Prompt :: Every record below should be printed exactly as it appears.
:: Input for this task ::
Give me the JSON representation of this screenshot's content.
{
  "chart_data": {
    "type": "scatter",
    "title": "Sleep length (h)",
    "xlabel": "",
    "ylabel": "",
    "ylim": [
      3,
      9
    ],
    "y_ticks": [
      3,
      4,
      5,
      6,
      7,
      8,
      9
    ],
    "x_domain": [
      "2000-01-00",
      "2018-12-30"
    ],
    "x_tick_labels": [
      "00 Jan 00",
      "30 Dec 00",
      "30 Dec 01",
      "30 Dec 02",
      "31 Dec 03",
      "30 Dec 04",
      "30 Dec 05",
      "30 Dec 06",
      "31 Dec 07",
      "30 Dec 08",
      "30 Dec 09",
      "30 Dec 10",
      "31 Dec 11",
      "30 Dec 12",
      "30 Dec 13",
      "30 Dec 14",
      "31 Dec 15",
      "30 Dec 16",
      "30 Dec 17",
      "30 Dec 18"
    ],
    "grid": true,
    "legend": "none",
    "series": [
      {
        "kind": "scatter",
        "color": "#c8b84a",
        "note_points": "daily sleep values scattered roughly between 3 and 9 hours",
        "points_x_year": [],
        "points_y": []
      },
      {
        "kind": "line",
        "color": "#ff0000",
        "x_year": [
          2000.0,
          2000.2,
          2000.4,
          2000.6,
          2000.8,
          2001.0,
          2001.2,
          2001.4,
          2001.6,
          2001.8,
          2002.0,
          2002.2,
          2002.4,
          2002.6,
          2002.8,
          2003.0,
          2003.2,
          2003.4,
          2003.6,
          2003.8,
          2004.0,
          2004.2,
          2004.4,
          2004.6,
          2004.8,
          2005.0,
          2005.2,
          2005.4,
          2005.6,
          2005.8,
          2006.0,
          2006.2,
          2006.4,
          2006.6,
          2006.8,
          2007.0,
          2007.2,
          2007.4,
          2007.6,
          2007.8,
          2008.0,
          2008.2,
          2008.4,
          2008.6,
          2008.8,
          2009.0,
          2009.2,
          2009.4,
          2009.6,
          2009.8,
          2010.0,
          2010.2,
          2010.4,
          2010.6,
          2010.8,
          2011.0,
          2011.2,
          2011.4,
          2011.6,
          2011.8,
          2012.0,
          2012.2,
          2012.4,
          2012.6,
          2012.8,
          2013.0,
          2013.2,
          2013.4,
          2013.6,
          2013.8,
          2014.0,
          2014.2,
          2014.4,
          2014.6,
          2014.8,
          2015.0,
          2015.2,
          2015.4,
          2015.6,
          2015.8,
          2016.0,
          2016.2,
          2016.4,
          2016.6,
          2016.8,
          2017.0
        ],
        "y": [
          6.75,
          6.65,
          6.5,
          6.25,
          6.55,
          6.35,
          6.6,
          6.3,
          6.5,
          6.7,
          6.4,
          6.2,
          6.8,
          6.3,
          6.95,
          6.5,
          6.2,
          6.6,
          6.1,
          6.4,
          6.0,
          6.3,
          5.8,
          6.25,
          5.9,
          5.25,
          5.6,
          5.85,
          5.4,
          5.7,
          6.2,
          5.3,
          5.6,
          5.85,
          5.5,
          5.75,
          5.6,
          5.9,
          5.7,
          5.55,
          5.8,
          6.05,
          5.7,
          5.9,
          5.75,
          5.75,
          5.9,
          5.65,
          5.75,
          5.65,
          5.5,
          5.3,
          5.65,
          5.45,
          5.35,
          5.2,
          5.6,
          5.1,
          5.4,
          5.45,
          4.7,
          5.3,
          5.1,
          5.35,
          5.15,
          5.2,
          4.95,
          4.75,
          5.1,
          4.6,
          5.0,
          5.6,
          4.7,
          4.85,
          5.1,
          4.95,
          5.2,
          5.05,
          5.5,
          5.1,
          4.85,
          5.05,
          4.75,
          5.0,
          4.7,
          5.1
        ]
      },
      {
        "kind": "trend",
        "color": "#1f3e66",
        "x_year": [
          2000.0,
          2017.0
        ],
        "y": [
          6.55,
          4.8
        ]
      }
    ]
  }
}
:::
Finished exercise ::
Give me the JSON representation of this screenshot's content.
{
  "chart_data": {
    "type": "scatter",
    "title": "Sleep length (h)",
    "xlabel": "",
    "ylabel": "",
    "ylim": [
      3,
      9
    ],
    "y_ticks": [
      3,
      4,
      5,
      6,
      7,
      8,
      9
    ],
    "x_domain": [
      "2000-01-00",
      "2018-12-30"
    ],
    "x_tick_labels": [
      "00 Jan 00",
      "30 Dec 00",
      "30 Dec 01",
      "30 Dec 02",
      "31 Dec 03",
      "30 Dec 04",
      "30 Dec 05",
      "30 Dec 06",
      "31 Dec 07",
      "30 Dec 08",
      "30 Dec 09",
      "30 Dec 10",
      "31 Dec 11",
      "30 Dec 12",
      "30 Dec 13",
      "30 Dec 14",
      "31 Dec 15",
      "30 Dec 16",
      "30 Dec 17",
      "30 Dec 18"
    ],
    "grid": true,
    "legend": "none",
    "series": [
      {
        "kind": "scatter",
        "color": "#c8b84a",
        "note_points": "daily sleep values scattered roughly between 3 and 9 hours",
        "points_x_year": [],
        "points_y": []
      },
      {
        "kind": "line",
        "color": "#ff0000",
        "x_year": [
          2000.0,
          2000.2,
          2000.4,
          2000.6,
          2000.8,
          2001.0,
          2001.2,
          2001.4,
          2001.6,
          2001.8,
          2002.0,
          2002.2,
          2002.4,
          2002.6,
          2002.8,
          2003.0,
          2003.2,
          2003.4,
          2003.6,
          2003.8,
          2004.0,
          2004.2,
          2004.4,
          2004.6,
          2004.8,
          2005.0,
          2005.2,
          2005.4,
          2005.6,
          2005.8,
          2006.0,
          2006.2,
          2006.4,
          2006.6,
          2006.8,
          2007.0,
          2007.2,
          2007.4,
          2007.6,
          2007.8,
          2008.0,
          2008.2,
          2008.4,
          2008.6,
          2008.8,
          2009.0,
          2009.2,
          2009.4,
          2009.6,
          2009.8,
          2010.0,
          2010.2,
          2010.4,
          2010.6,
          2010.8,
          2011.0,
          2011.2,
          2011.4,
          2011.6,
          2011.8,
          2012.0,
          2012.2,
          2012.4,
          2012.6,
          2012.8,
          2013.0,
          2013.2,
          2013.4,
          2013.6,
          2013.8,
          2014.0,
          2014.2,
          2014.4,
          2014.6,
          2014.8,
          2015.0,
          2015.2,
          2015.4,
          2015.6,
          2015.8,
          2016.0,
          2016.2,
          2016.4,
          2016.6,
          2016.8,
          2017.0
        ],
        "y": [
          6.75,
          6.65,
          6.5,
          6.25,
          6.55,
          6.35,
          6.6,
          6.3,
          6.5,
          6.7,
          6.4,
          6.2,
          6.8,
          6.3,
          6.95,
          6.5,
          6.2,
          6.6,
          6.1,
          6.4,
          6.0,
          6.3,
          5.8,
          6.25,
          5.9,
          5.25,
          5.6,
          5.85,
          5.4,
          5.7,
          6.2,
          5.3,
          5.6,
          5.85,
          5.5,
          5.75,
          5.6,
          5.9,
          5.7,
          5.55,
          5.8,
          6.05,
          5.7,
          5.9,
          5.75,
          5.75,
          5.9,
          5.65,
          5.75,
          5.65,
          5.5,
          5.3,
          5.65,
          5.45,
          5.35,
          5.2,
          5.6,
          5.1,
          5.4,
          5.45,
          4.7,
          5.3,
          5.1,
          5.35,
          5.15,
          5.2,
          4.95,
          4.75,
          5.1,
          4.6,
          5.0,
          5.6,
          4.7,
          4.85,
          5.1,
          4.95,
          5.2,
          5.05,
          5.5,
          5.1,
          4.85,
          5.05,
          4.75,
          5.0,
          4.7,
          5.1
        ]
      },
      {
        "kind": "trend",
        "color": "#1f3e66",
        "x_year": [
          2000.0,
          2017.0
        ],
        "y": [
          6.55,
          4.8
        ]
      }
    ]
  }
}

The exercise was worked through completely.